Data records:
=======
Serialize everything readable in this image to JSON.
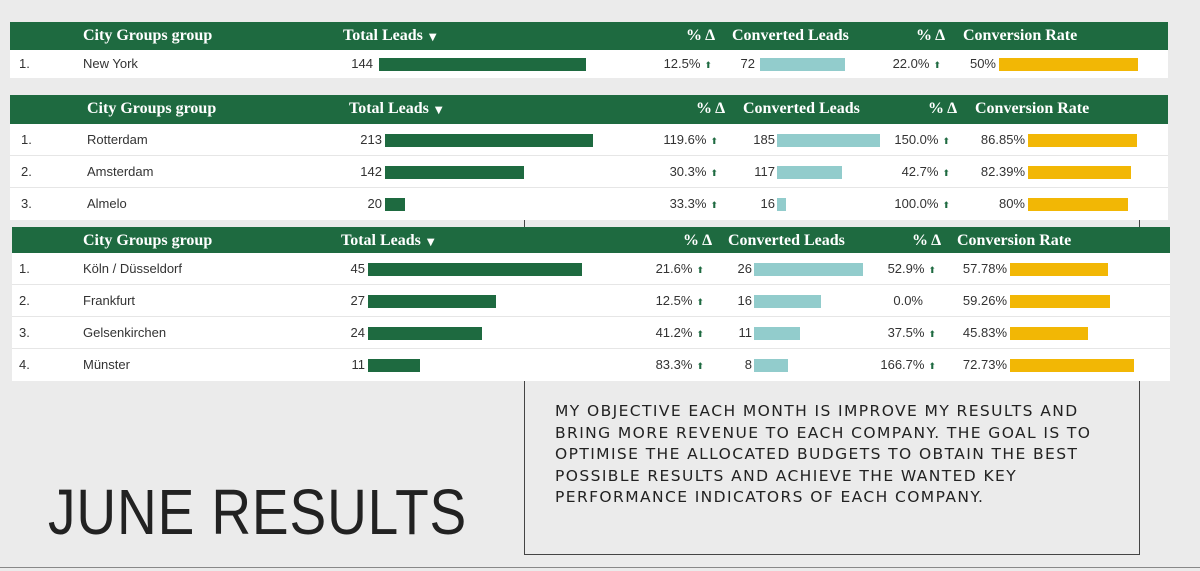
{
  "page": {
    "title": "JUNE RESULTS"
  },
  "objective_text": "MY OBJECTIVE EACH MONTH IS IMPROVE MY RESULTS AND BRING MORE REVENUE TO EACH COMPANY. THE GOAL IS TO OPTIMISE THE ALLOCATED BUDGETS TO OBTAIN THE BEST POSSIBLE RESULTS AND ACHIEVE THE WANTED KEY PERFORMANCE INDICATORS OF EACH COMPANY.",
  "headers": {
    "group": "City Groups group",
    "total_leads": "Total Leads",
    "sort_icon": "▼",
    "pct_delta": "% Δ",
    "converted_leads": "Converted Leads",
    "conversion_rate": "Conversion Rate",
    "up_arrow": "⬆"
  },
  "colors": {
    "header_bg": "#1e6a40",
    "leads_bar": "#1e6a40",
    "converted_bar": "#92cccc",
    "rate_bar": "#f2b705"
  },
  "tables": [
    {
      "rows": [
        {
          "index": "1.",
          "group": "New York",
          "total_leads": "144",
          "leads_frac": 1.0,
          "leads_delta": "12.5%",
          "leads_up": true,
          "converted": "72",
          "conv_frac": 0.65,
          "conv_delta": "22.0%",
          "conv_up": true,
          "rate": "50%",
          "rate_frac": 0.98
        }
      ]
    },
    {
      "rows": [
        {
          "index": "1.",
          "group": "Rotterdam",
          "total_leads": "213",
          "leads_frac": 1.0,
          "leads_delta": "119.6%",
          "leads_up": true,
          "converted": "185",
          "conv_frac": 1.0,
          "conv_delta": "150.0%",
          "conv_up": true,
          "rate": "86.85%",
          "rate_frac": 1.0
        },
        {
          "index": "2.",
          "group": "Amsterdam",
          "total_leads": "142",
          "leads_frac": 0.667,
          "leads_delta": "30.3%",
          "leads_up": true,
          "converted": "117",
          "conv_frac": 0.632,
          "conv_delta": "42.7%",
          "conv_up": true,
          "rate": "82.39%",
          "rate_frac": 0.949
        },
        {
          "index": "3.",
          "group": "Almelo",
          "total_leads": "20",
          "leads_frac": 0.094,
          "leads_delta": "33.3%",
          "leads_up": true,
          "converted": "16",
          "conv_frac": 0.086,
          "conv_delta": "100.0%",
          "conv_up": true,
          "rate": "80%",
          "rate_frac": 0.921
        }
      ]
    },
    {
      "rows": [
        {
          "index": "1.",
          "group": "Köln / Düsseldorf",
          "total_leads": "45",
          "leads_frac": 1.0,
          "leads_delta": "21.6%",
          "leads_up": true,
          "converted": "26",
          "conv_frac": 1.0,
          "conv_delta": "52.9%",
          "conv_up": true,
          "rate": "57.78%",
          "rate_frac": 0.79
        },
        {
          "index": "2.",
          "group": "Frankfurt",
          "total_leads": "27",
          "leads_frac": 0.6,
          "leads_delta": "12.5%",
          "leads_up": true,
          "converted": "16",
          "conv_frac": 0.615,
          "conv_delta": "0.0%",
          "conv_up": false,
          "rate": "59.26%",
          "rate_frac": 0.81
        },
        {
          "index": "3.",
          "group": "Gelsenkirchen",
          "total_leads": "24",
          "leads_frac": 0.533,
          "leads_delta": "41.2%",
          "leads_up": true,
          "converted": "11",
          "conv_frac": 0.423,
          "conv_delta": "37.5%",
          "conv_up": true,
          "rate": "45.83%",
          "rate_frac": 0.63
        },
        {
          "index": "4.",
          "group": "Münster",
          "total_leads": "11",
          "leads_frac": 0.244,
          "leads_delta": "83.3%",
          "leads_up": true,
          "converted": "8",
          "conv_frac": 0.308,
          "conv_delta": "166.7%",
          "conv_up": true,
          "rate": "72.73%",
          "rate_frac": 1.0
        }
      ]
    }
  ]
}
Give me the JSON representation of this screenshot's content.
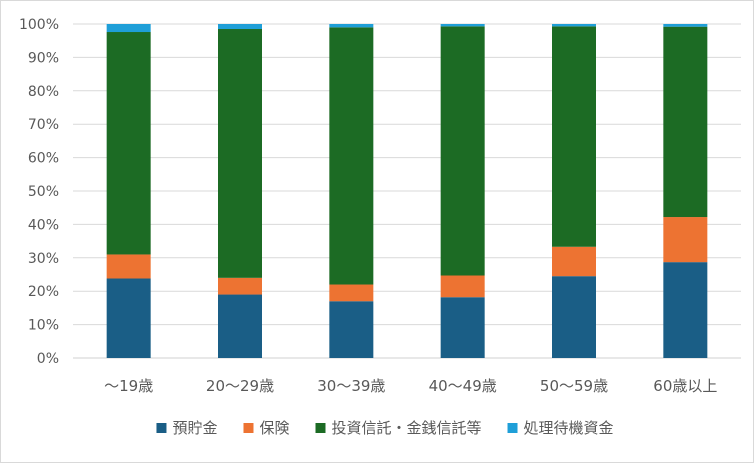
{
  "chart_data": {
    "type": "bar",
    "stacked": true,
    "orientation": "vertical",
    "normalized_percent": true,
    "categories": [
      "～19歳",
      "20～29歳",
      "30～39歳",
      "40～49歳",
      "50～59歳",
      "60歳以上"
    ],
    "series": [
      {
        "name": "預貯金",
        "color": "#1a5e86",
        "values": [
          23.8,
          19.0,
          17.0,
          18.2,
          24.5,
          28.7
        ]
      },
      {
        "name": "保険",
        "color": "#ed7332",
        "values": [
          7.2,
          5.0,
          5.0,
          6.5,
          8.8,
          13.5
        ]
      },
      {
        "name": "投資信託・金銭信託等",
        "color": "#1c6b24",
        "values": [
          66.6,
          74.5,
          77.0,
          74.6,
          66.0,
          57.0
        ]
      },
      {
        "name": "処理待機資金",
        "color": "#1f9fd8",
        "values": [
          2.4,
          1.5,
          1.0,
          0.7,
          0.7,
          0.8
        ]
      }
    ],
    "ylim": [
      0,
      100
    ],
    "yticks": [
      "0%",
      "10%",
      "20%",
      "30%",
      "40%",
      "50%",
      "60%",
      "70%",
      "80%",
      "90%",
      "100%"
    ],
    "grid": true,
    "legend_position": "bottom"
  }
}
=======
• [Exercise task]
Locate all lines that include the word "group" and copy them out.

• [Result of the exercise]
    "group": "City Groups group",
          "group": "New York",
          "group": "Rotterdam",
          "group": "Amsterdam",
          "group": "Almelo",
          "group": "Köln / Düsseldorf",
          "group": "Frankfurt",
          "group": "Gelsenkirchen",
          "group": "Münster",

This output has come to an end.